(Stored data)
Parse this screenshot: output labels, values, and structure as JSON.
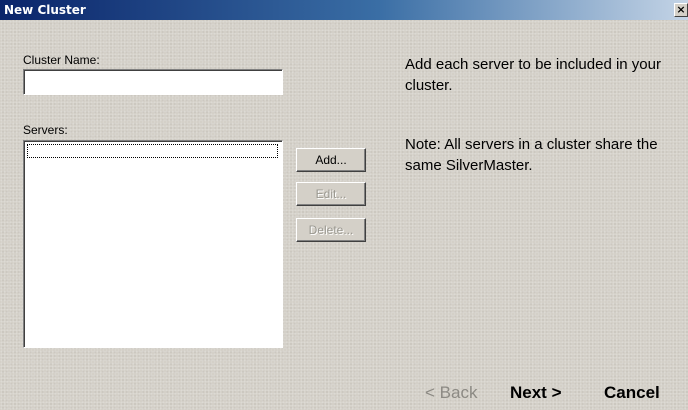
{
  "window": {
    "title": "New Cluster",
    "close_glyph": "×"
  },
  "form": {
    "cluster_name_label": "Cluster Name:",
    "cluster_name_value": "",
    "servers_label": "Servers:",
    "servers": []
  },
  "buttons": {
    "add": "Add...",
    "edit": "Edit...",
    "delete": "Delete..."
  },
  "info": {
    "instruction": "Add each server to be included in your cluster.",
    "note": "Note: All servers in a cluster share the same SilverMaster."
  },
  "wizard": {
    "back": "< Back",
    "next": "Next >",
    "cancel": "Cancel"
  },
  "icons": {
    "close": "close-icon"
  }
}
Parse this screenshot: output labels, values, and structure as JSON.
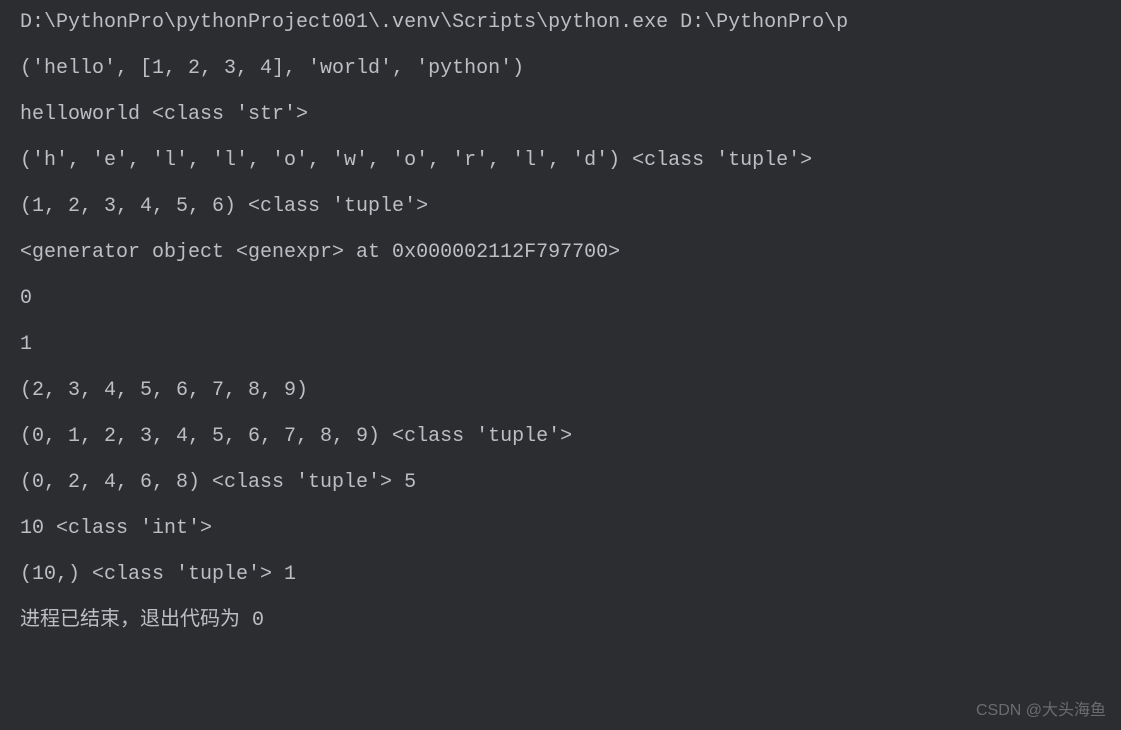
{
  "output": {
    "lines": [
      "D:\\PythonPro\\pythonProject001\\.venv\\Scripts\\python.exe D:\\PythonPro\\p",
      "('hello', [1, 2, 3, 4], 'world', 'python')",
      "helloworld <class 'str'>",
      "('h', 'e', 'l', 'l', 'o', 'w', 'o', 'r', 'l', 'd') <class 'tuple'>",
      "(1, 2, 3, 4, 5, 6) <class 'tuple'>",
      "<generator object <genexpr> at 0x000002112F797700>",
      "0",
      "1",
      "(2, 3, 4, 5, 6, 7, 8, 9)",
      "(0, 1, 2, 3, 4, 5, 6, 7, 8, 9) <class 'tuple'>",
      "(0, 2, 4, 6, 8) <class 'tuple'> 5",
      "10 <class 'int'>",
      "(10,) <class 'tuple'> 1",
      "",
      "进程已结束，退出代码为 0"
    ]
  },
  "watermark": "CSDN @大头海鱼"
}
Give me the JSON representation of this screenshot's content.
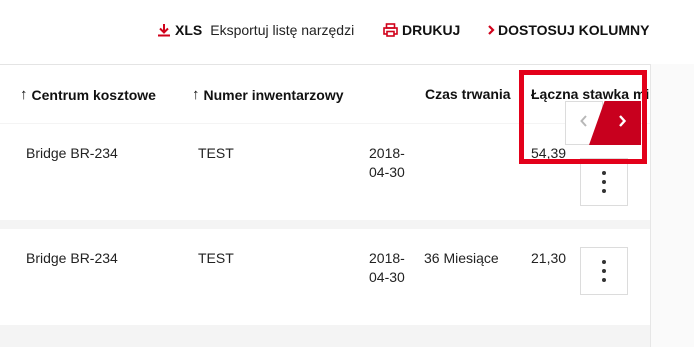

__What is asked__. The records above must be printed exactly; the pictures stay out.

__Task result__.
Parse this screenshot: output labels, values, and structure as JSON.
{
  "window": {
    "title": "New Cluster",
    "close_glyph": "×"
  },
  "form": {
    "cluster_name_label": "Cluster Name:",
    "cluster_name_value": "",
    "servers_label": "Servers:",
    "servers": []
  },
  "buttons": {
    "add": "Add...",
    "edit": "Edit...",
    "delete": "Delete..."
  },
  "info": {
    "instruction": "Add each server to be included in your cluster.",
    "note": "Note: All servers in a cluster share the same SilverMaster."
  },
  "wizard": {
    "back": "< Back",
    "next": "Next >",
    "cancel": "Cancel"
  },
  "icons": {
    "close": "close-icon"
  }
}
Parse this screenshot: output labels, values, and structure as JSON.
{
  "output": {
    "lines": [
      "D:\\PythonPro\\pythonProject001\\.venv\\Scripts\\python.exe D:\\PythonPro\\p",
      "('hello', [1, 2, 3, 4], 'world', 'python')",
      "helloworld <class 'str'>",
      "('h', 'e', 'l', 'l', 'o', 'w', 'o', 'r', 'l', 'd') <class 'tuple'>",
      "(1, 2, 3, 4, 5, 6) <class 'tuple'>",
      "<generator object <genexpr> at 0x000002112F797700>",
      "0",
      "1",
      "(2, 3, 4, 5, 6, 7, 8, 9)",
      "(0, 1, 2, 3, 4, 5, 6, 7, 8, 9) <class 'tuple'>",
      "(0, 2, 4, 6, 8) <class 'tuple'> 5",
      "10 <class 'int'>",
      "(10,) <class 'tuple'> 1",
      "",
      "进程已结束，退出代码为 0"
    ]
  },
  "watermark": "CSDN @大头海鱼"
}
Give me the JSON representation of this screenshot's content.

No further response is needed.